Dataset records:
'''

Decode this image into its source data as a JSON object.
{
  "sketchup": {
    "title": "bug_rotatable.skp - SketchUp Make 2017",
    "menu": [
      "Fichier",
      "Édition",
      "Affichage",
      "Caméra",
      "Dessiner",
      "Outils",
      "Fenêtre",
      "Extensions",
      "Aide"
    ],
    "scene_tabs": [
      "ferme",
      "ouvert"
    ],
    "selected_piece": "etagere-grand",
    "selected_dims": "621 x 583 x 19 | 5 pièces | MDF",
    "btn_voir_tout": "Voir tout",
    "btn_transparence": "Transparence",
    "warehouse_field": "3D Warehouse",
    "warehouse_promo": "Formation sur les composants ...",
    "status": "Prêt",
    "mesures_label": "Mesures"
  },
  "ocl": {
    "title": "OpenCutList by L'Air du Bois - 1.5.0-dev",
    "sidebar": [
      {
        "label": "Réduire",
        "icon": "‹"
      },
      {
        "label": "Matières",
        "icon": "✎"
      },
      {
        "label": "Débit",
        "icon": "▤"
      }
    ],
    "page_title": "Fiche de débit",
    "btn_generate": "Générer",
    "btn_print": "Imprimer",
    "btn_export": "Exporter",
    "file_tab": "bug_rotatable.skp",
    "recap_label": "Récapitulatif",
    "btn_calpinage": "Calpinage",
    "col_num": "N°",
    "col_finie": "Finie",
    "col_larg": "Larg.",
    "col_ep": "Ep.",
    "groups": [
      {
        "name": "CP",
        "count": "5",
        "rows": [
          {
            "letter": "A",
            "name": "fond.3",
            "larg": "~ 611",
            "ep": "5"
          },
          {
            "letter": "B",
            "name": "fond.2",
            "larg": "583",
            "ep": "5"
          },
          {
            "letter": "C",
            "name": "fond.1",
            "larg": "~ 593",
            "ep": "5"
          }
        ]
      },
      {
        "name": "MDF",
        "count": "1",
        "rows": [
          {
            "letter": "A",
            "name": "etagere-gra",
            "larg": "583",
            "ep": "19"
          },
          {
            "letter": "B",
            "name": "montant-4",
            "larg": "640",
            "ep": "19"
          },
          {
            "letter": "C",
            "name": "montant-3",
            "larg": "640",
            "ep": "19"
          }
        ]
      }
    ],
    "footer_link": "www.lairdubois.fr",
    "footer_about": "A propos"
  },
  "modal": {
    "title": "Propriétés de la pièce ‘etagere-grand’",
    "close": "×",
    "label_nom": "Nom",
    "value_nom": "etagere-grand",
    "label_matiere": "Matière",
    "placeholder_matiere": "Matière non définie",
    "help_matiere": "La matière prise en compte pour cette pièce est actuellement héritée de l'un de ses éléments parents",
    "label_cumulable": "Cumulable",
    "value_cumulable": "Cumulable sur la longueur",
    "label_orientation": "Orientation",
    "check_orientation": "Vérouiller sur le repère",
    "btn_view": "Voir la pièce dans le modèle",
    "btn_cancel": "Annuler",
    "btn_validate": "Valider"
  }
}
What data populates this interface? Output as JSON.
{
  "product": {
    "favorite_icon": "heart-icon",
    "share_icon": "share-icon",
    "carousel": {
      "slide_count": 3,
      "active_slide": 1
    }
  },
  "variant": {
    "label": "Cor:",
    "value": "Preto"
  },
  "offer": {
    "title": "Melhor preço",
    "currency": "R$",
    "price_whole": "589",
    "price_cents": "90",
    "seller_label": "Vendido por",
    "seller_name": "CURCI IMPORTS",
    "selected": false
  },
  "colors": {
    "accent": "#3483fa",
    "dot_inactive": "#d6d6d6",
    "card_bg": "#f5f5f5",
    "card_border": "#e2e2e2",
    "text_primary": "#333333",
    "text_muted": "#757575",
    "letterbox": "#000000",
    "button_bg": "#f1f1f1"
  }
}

'''

- [WRITTEN INSTRUCTION]: Faithfully copy every entry, leaving nothing out.

- [FULL ANSWER]:
Decode this image into its source data as a JSON object.
{
  "sketchup": {
    "title": "bug_rotatable.skp - SketchUp Make 2017",
    "menu": [
      "Fichier",
      "Édition",
      "Affichage",
      "Caméra",
      "Dessiner",
      "Outils",
      "Fenêtre",
      "Extensions",
      "Aide"
    ],
    "scene_tabs": [
      "ferme",
      "ouvert"
    ],
    "selected_piece": "etagere-grand",
    "selected_dims": "621 x 583 x 19 | 5 pièces | MDF",
    "btn_voir_tout": "Voir tout",
    "btn_transparence": "Transparence",
    "warehouse_field": "3D Warehouse",
    "warehouse_promo": "Formation sur les composants ...",
    "status": "Prêt",
    "mesures_label": "Mesures"
  },
  "ocl": {
    "title": "OpenCutList by L'Air du Bois - 1.5.0-dev",
    "sidebar": [
      {
        "label": "Réduire",
        "icon": "‹"
      },
      {
        "label": "Matières",
        "icon": "✎"
      },
      {
        "label": "Débit",
        "icon": "▤"
      }
    ],
    "page_title": "Fiche de débit",
    "btn_generate": "Générer",
    "btn_print": "Imprimer",
    "btn_export": "Exporter",
    "file_tab": "bug_rotatable.skp",
    "recap_label": "Récapitulatif",
    "btn_calpinage": "Calpinage",
    "col_num": "N°",
    "col_finie": "Finie",
    "col_larg": "Larg.",
    "col_ep": "Ep.",
    "groups": [
      {
        "name": "CP",
        "count": "5",
        "rows": [
          {
            "letter": "A",
            "name": "fond.3",
            "larg": "~ 611",
            "ep": "5"
          },
          {
            "letter": "B",
            "name": "fond.2",
            "larg": "583",
            "ep": "5"
          },
          {
            "letter": "C",
            "name": "fond.1",
            "larg": "~ 593",
            "ep": "5"
          }
        ]
      },
      {
        "name": "MDF",
        "count": "1",
        "rows": [
          {
            "letter": "A",
            "name": "etagere-gra",
            "larg": "583",
            "ep": "19"
          },
          {
            "letter": "B",
            "name": "montant-4",
            "larg": "640",
            "ep": "19"
          },
          {
            "letter": "C",
            "name": "montant-3",
            "larg": "640",
            "ep": "19"
          }
        ]
      }
    ],
    "footer_link": "www.lairdubois.fr",
    "footer_about": "A propos"
  },
  "modal": {
    "title": "Propriétés de la pièce ‘etagere-grand’",
    "close": "×",
    "label_nom": "Nom",
    "value_nom": "etagere-grand",
    "label_matiere": "Matière",
    "placeholder_matiere": "Matière non définie",
    "help_matiere": "La matière prise en compte pour cette pièce est actuellement héritée de l'un de ses éléments parents",
    "label_cumulable": "Cumulable",
    "value_cumulable": "Cumulable sur la longueur",
    "label_orientation": "Orientation",
    "check_orientation": "Vérouiller sur le repère",
    "btn_view": "Voir la pièce dans le modèle",
    "btn_cancel": "Annuler",
    "btn_validate": "Valider"
  }
}
What data populates this interface? Output as JSON.
{
  "product": {
    "favorite_icon": "heart-icon",
    "share_icon": "share-icon",
    "carousel": {
      "slide_count": 3,
      "active_slide": 1
    }
  },
  "variant": {
    "label": "Cor:",
    "value": "Preto"
  },
  "offer": {
    "title": "Melhor preço",
    "currency": "R$",
    "price_whole": "589",
    "price_cents": "90",
    "seller_label": "Vendido por",
    "seller_name": "CURCI IMPORTS",
    "selected": false
  },
  "colors": {
    "accent": "#3483fa",
    "dot_inactive": "#d6d6d6",
    "card_bg": "#f5f5f5",
    "card_border": "#e2e2e2",
    "text_primary": "#333333",
    "text_muted": "#757575",
    "letterbox": "#000000",
    "button_bg": "#f1f1f1"
  }
}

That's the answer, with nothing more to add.